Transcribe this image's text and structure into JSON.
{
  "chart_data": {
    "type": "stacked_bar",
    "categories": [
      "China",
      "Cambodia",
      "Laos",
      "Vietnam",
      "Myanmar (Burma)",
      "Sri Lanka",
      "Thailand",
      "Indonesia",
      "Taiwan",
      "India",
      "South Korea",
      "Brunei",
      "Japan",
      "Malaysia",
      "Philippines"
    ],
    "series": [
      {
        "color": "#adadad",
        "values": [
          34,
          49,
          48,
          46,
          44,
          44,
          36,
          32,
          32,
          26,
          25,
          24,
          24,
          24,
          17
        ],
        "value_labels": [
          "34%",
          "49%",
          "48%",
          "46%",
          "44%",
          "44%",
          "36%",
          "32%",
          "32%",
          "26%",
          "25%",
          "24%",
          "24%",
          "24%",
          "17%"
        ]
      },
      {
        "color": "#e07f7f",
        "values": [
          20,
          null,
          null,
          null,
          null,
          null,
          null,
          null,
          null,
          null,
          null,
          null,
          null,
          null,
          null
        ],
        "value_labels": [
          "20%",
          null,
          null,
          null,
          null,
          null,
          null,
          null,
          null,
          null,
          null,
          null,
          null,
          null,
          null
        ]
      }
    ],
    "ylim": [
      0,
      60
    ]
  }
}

------------

What is being asked = Print the material above once more, exactly.

Solution =
Transcribe this image's text and structure into JSON.
{
  "chart_data": {
    "type": "stacked_bar",
    "categories": [
      "China",
      "Cambodia",
      "Laos",
      "Vietnam",
      "Myanmar (Burma)",
      "Sri Lanka",
      "Thailand",
      "Indonesia",
      "Taiwan",
      "India",
      "South Korea",
      "Brunei",
      "Japan",
      "Malaysia",
      "Philippines"
    ],
    "series": [
      {
        "color": "#adadad",
        "values": [
          34,
          49,
          48,
          46,
          44,
          44,
          36,
          32,
          32,
          26,
          25,
          24,
          24,
          24,
          17
        ],
        "value_labels": [
          "34%",
          "49%",
          "48%",
          "46%",
          "44%",
          "44%",
          "36%",
          "32%",
          "32%",
          "26%",
          "25%",
          "24%",
          "24%",
          "24%",
          "17%"
        ]
      },
      {
        "color": "#e07f7f",
        "values": [
          20,
          null,
          null,
          null,
          null,
          null,
          null,
          null,
          null,
          null,
          null,
          null,
          null,
          null,
          null
        ],
        "value_labels": [
          "20%",
          null,
          null,
          null,
          null,
          null,
          null,
          null,
          null,
          null,
          null,
          null,
          null,
          null,
          null
        ]
      }
    ],
    "ylim": [
      0,
      60
    ]
  }
}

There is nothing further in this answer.